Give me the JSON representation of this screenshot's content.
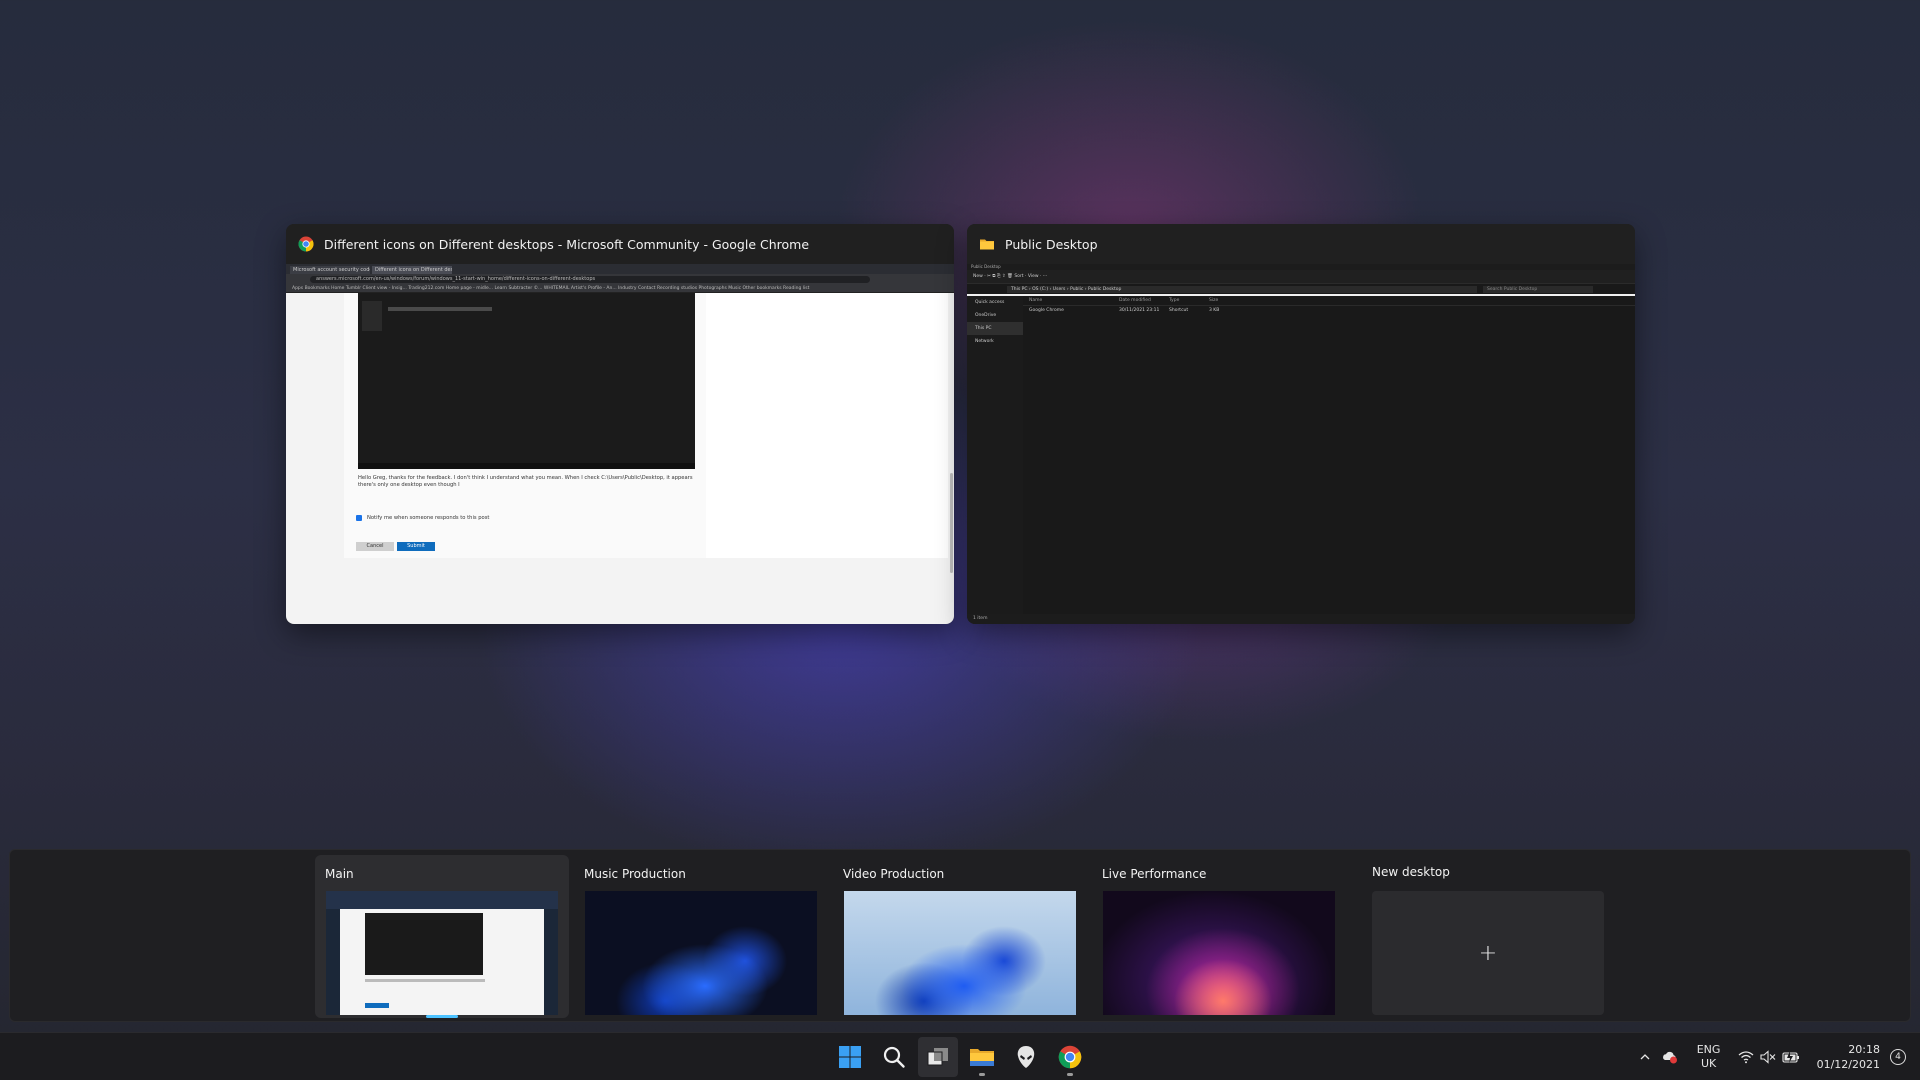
{
  "windows": {
    "chrome": {
      "title": "Different icons on Different desktops - Microsoft Community - Google Chrome",
      "tabs": [
        "Microsoft account security code",
        "Different icons on Different deskt"
      ],
      "url": "answers.microsoft.com/en-us/windows/forum/windows_11-start-win_home/different-icons-on-different-desktops",
      "bookmarks": "Apps   Bookmarks   Home   Tumblr   Client view - Insig...   Trading212.com   Home page - midle...   Learn Subtracter ©...   WHITEMAIL   Artist's Profile - An...   Industry Contact   Recording studios   Photographs   Music   Other bookmarks   Reading list",
      "reply_text": "Hello Greg, thanks for the feedback. I don't think I understand what you mean. When I check C:\\Users\\Public\\Desktop, it appears there's only one desktop even though I",
      "notify_label": "Notify me when someone responds to this post",
      "cancel_label": "Cancel",
      "submit_label": "Submit"
    },
    "explorer": {
      "title": "Public Desktop",
      "top_label": "Public Desktop",
      "command_bar": "New ·   ✂   ⧉   ⎘   ⇪   🗑   Sort ·   View ·   ···",
      "address": "This PC  ›  OS (C:)  ›  Users  ›  Public  ›  Public Desktop",
      "search_placeholder": "Search Public Desktop",
      "nav": [
        "Quick access",
        "OneDrive",
        "This PC",
        "Network"
      ],
      "columns": [
        "Name",
        "Date modified",
        "Type",
        "Size"
      ],
      "rows": [
        [
          "Google Chrome",
          "30/11/2021 23:11",
          "Shortcut",
          "3 KB"
        ]
      ],
      "status": "1 item"
    }
  },
  "desktops": [
    {
      "label": "Main",
      "active": true
    },
    {
      "label": "Music Production",
      "active": false
    },
    {
      "label": "Video Production",
      "active": false
    },
    {
      "label": "Live Performance",
      "active": false
    }
  ],
  "new_desktop": {
    "label": "New desktop",
    "plus": "+"
  },
  "taskbar": {
    "apps": [
      "start-icon",
      "search-icon",
      "task-view-icon",
      "file-explorer-icon",
      "alienware-icon",
      "chrome-icon"
    ],
    "tray": {
      "lang_line1": "ENG",
      "lang_line2": "UK",
      "time": "20:18",
      "date": "01/12/2021",
      "notification_count": "4"
    }
  },
  "colors": {
    "accent": "#4cc2ff",
    "submit_blue": "#0f6cbd",
    "folder_yellow": "#ffc83d"
  }
}
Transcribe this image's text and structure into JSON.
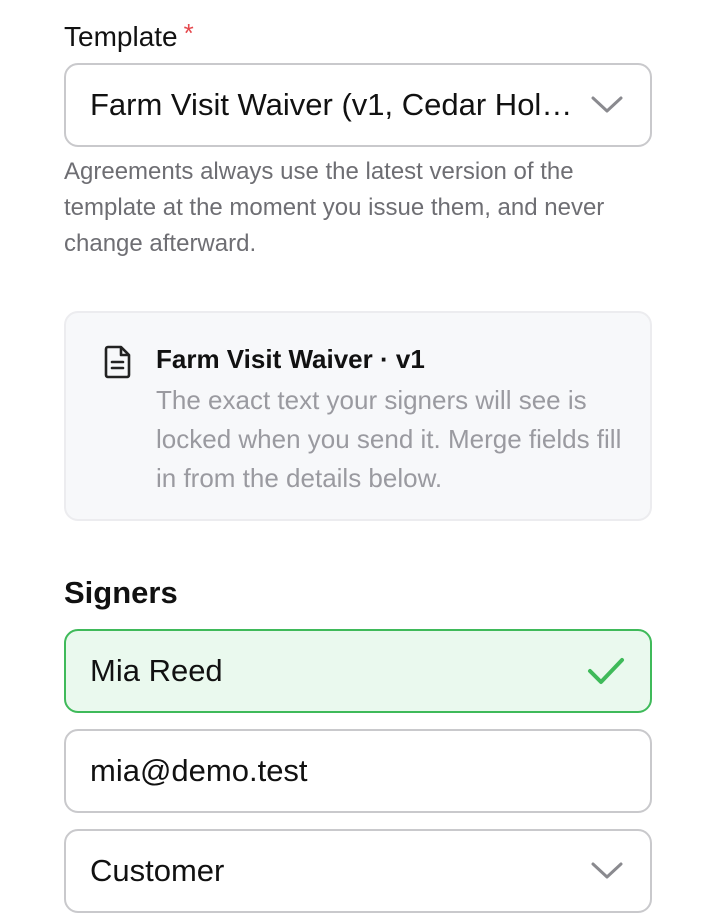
{
  "template_field": {
    "label": "Template",
    "required_mark": "*",
    "selected_value": "Farm Visit Waiver (v1, Cedar Holl…",
    "helper_text": "Agreements always use the latest version of the template at the moment you issue them, and never change afterward."
  },
  "template_preview": {
    "icon": "document-icon",
    "title": "Farm Visit Waiver · v1",
    "body": "The exact text your signers will see is locked when you send it. Merge fields fill in from the details below."
  },
  "signers": {
    "heading": "Signers",
    "name_value": "Mia Reed",
    "email_value": "mia@demo.test",
    "role_value": "Customer"
  },
  "colors": {
    "required": "#e5484d",
    "valid_border": "#3fba5a",
    "valid_background": "#eaf9ee",
    "check": "#3fba5a"
  }
}
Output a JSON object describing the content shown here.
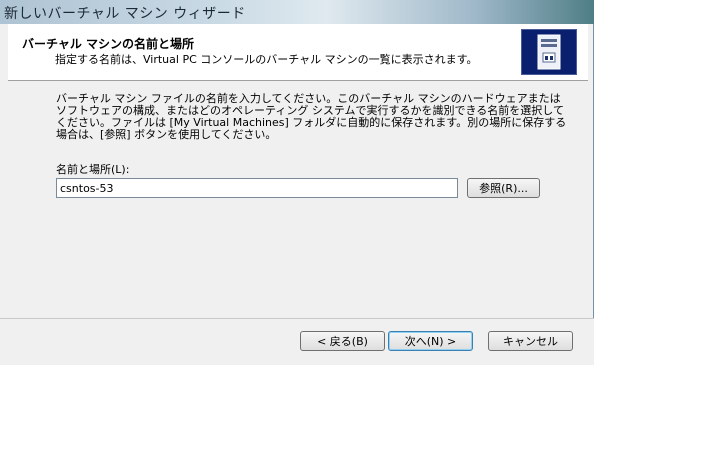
{
  "window": {
    "title": "新しいバーチャル マシン ウィザード"
  },
  "header": {
    "title": "バーチャル マシンの名前と場所",
    "subtitle": "指定する名前は、Virtual PC コンソールのバーチャル マシンの一覧に表示されます。",
    "icon": "virtual-machine-icon"
  },
  "main": {
    "description": "バーチャル マシン ファイルの名前を入力してください。このバーチャル マシンのハードウェアまたはソフトウェアの構成、またはどのオペレーティング システムで実行するかを識別できる名前を選択してください。ファイルは [My Virtual Machines] フォルダに自動的に保存されます。別の場所に保存する場合は、[参照] ボタンを使用してください。",
    "field_label": "名前と場所(L):",
    "name_value": "csntos-53",
    "browse_label": "参照(R)..."
  },
  "footer": {
    "back_label": "< 戻る(B)",
    "next_label": "次へ(N) >",
    "cancel_label": "キャンセル"
  }
}
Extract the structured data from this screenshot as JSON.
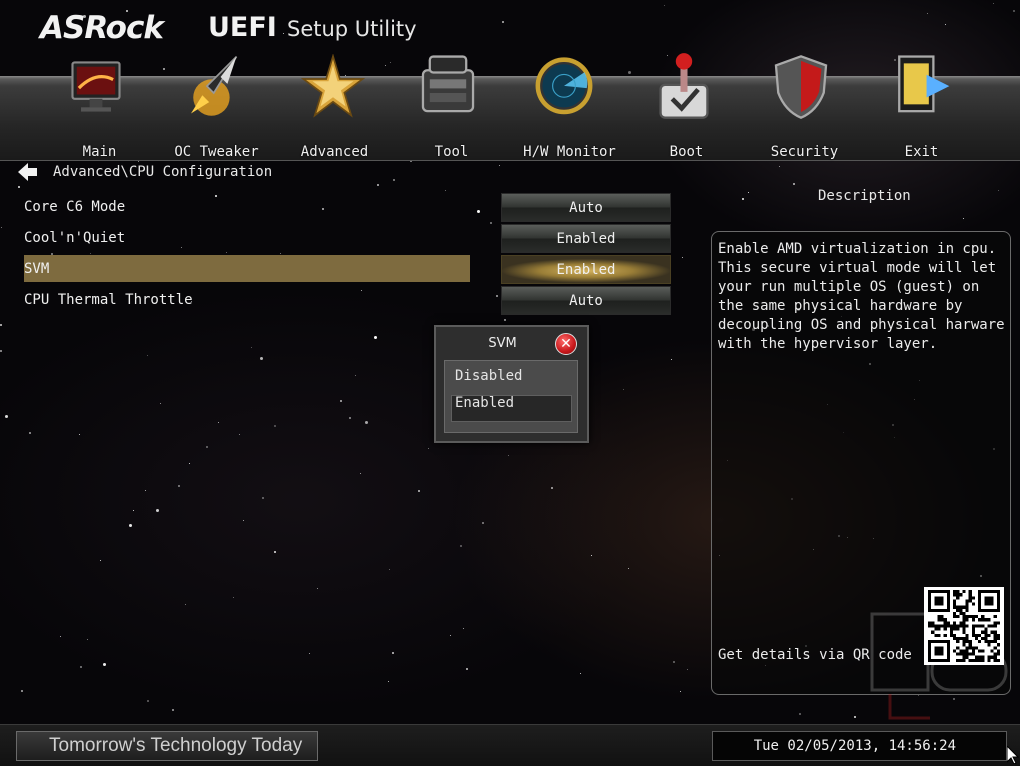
{
  "header": {
    "brand": "ASRock",
    "title_bold": "UEFI",
    "title_rest": "Setup Utility"
  },
  "tabs": [
    {
      "label": "Main",
      "icon": "monitor-icon"
    },
    {
      "label": "OC Tweaker",
      "icon": "rocket-icon"
    },
    {
      "label": "Advanced",
      "icon": "star-icon"
    },
    {
      "label": "Tool",
      "icon": "toolbox-icon"
    },
    {
      "label": "H/W Monitor",
      "icon": "radar-icon"
    },
    {
      "label": "Boot",
      "icon": "joystick-icon"
    },
    {
      "label": "Security",
      "icon": "shield-icon"
    },
    {
      "label": "Exit",
      "icon": "exit-door-icon"
    }
  ],
  "breadcrumb": "Advanced\\CPU Configuration",
  "settings": [
    {
      "label": "Core C6 Mode",
      "value": "Auto"
    },
    {
      "label": "Cool'n'Quiet",
      "value": "Enabled"
    },
    {
      "label": "SVM",
      "value": "Enabled",
      "selected": true
    },
    {
      "label": "CPU Thermal Throttle",
      "value": "Auto"
    }
  ],
  "popup": {
    "title": "SVM",
    "close_symbol": "✕",
    "options": [
      "Disabled",
      "Enabled"
    ],
    "selected": "Enabled"
  },
  "description": {
    "heading": "Description",
    "text": "Enable AMD virtualization in cpu. This secure virtual mode will let your run multiple OS (guest) on the same physical hardware by decoupling OS and physical harware with the hypervisor layer.",
    "qr_prompt": "Get details via QR code"
  },
  "footer": {
    "slogan": "Tomorrow's Technology Today",
    "datetime": "Tue 02/05/2013, 14:56:24"
  },
  "colors": {
    "highlight": "#7e6b3f",
    "selected_value": "#c8a54e",
    "close_button": "#c8171b"
  }
}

++++++++++++++++++++

** STATED PROBLEM **
Return the full material word for word. Do not include the pictures.

** ANSWER **
Give me the JSON representation of this screenshot's content.
{
  "windows": {
    "chrome": {
      "title": "Different icons on Different desktops - Microsoft Community - Google Chrome",
      "tabs": [
        "Microsoft account security code",
        "Different icons on Different deskt"
      ],
      "url": "answers.microsoft.com/en-us/windows/forum/windows_11-start-win_home/different-icons-on-different-desktops",
      "bookmarks": "Apps   Bookmarks   Home   Tumblr   Client view - Insig...   Trading212.com   Home page - midle...   Learn Subtracter ©...   WHITEMAIL   Artist's Profile - An...   Industry Contact   Recording studios   Photographs   Music   Other bookmarks   Reading list",
      "reply_text": "Hello Greg, thanks for the feedback. I don't think I understand what you mean. When I check C:\\Users\\Public\\Desktop, it appears there's only one desktop even though I",
      "notify_label": "Notify me when someone responds to this post",
      "cancel_label": "Cancel",
      "submit_label": "Submit"
    },
    "explorer": {
      "title": "Public Desktop",
      "top_label": "Public Desktop",
      "command_bar": "New ·   ✂   ⧉   ⎘   ⇪   🗑   Sort ·   View ·   ···",
      "address": "This PC  ›  OS (C:)  ›  Users  ›  Public  ›  Public Desktop",
      "search_placeholder": "Search Public Desktop",
      "nav": [
        "Quick access",
        "OneDrive",
        "This PC",
        "Network"
      ],
      "columns": [
        "Name",
        "Date modified",
        "Type",
        "Size"
      ],
      "rows": [
        [
          "Google Chrome",
          "30/11/2021 23:11",
          "Shortcut",
          "3 KB"
        ]
      ],
      "status": "1 item"
    }
  },
  "desktops": [
    {
      "label": "Main",
      "active": true
    },
    {
      "label": "Music Production",
      "active": false
    },
    {
      "label": "Video Production",
      "active": false
    },
    {
      "label": "Live Performance",
      "active": false
    }
  ],
  "new_desktop": {
    "label": "New desktop",
    "plus": "+"
  },
  "taskbar": {
    "apps": [
      "start-icon",
      "search-icon",
      "task-view-icon",
      "file-explorer-icon",
      "alienware-icon",
      "chrome-icon"
    ],
    "tray": {
      "lang_line1": "ENG",
      "lang_line2": "UK",
      "time": "20:18",
      "date": "01/12/2021",
      "notification_count": "4"
    }
  },
  "colors": {
    "accent": "#4cc2ff",
    "submit_blue": "#0f6cbd",
    "folder_yellow": "#ffc83d"
  }
}
Transcribe this image's text and structure into JSON.
{
  "template_field": {
    "label": "Template",
    "required_mark": "*",
    "selected_value": "Farm Visit Waiver (v1, Cedar Holl…",
    "helper_text": "Agreements always use the latest version of the template at the moment you issue them, and never change afterward."
  },
  "template_preview": {
    "icon": "document-icon",
    "title": "Farm Visit Waiver · v1",
    "body": "The exact text your signers will see is locked when you send it. Merge fields fill in from the details below."
  },
  "signers": {
    "heading": "Signers",
    "name_value": "Mia Reed",
    "email_value": "mia@demo.test",
    "role_value": "Customer"
  },
  "colors": {
    "required": "#e5484d",
    "valid_border": "#3fba5a",
    "valid_background": "#eaf9ee",
    "check": "#3fba5a"
  }
}
Output a JSON object describing the content shown here.
{
  "window": {
    "title": "新しいバーチャル マシン ウィザード"
  },
  "header": {
    "title": "バーチャル マシンの名前と場所",
    "subtitle": "指定する名前は、Virtual PC コンソールのバーチャル マシンの一覧に表示されます。",
    "icon": "virtual-machine-icon"
  },
  "main": {
    "description": "バーチャル マシン ファイルの名前を入力してください。このバーチャル マシンのハードウェアまたはソフトウェアの構成、またはどのオペレーティング システムで実行するかを識別できる名前を選択してください。ファイルは [My Virtual Machines] フォルダに自動的に保存されます。別の場所に保存する場合は、[参照] ボタンを使用してください。",
    "field_label": "名前と場所(L):",
    "name_value": "csntos-53",
    "browse_label": "参照(R)..."
  },
  "footer": {
    "back_label": "< 戻る(B)",
    "next_label": "次へ(N) >",
    "cancel_label": "キャンセル"
  }
}
Extract the structured data from this screenshot as JSON.
{
  "header": {
    "brand": "ASRock",
    "title_bold": "UEFI",
    "title_rest": "Setup Utility"
  },
  "tabs": [
    {
      "label": "Main",
      "icon": "monitor-icon"
    },
    {
      "label": "OC Tweaker",
      "icon": "rocket-icon"
    },
    {
      "label": "Advanced",
      "icon": "star-icon"
    },
    {
      "label": "Tool",
      "icon": "toolbox-icon"
    },
    {
      "label": "H/W Monitor",
      "icon": "radar-icon"
    },
    {
      "label": "Boot",
      "icon": "joystick-icon"
    },
    {
      "label": "Security",
      "icon": "shield-icon"
    },
    {
      "label": "Exit",
      "icon": "exit-door-icon"
    }
  ],
  "breadcrumb": "Advanced\\CPU Configuration",
  "settings": [
    {
      "label": "Core C6 Mode",
      "value": "Auto"
    },
    {
      "label": "Cool'n'Quiet",
      "value": "Enabled"
    },
    {
      "label": "SVM",
      "value": "Enabled",
      "selected": true
    },
    {
      "label": "CPU Thermal Throttle",
      "value": "Auto"
    }
  ],
  "popup": {
    "title": "SVM",
    "close_symbol": "✕",
    "options": [
      "Disabled",
      "Enabled"
    ],
    "selected": "Enabled"
  },
  "description": {
    "heading": "Description",
    "text": "Enable AMD virtualization in cpu. This secure virtual mode will let your run multiple OS (guest) on the same physical hardware by decoupling OS and physical harware with the hypervisor layer.",
    "qr_prompt": "Get details via QR code"
  },
  "footer": {
    "slogan": "Tomorrow's Technology Today",
    "datetime": "Tue 02/05/2013, 14:56:24"
  },
  "colors": {
    "highlight": "#7e6b3f",
    "selected_value": "#c8a54e",
    "close_button": "#c8171b"
  }
}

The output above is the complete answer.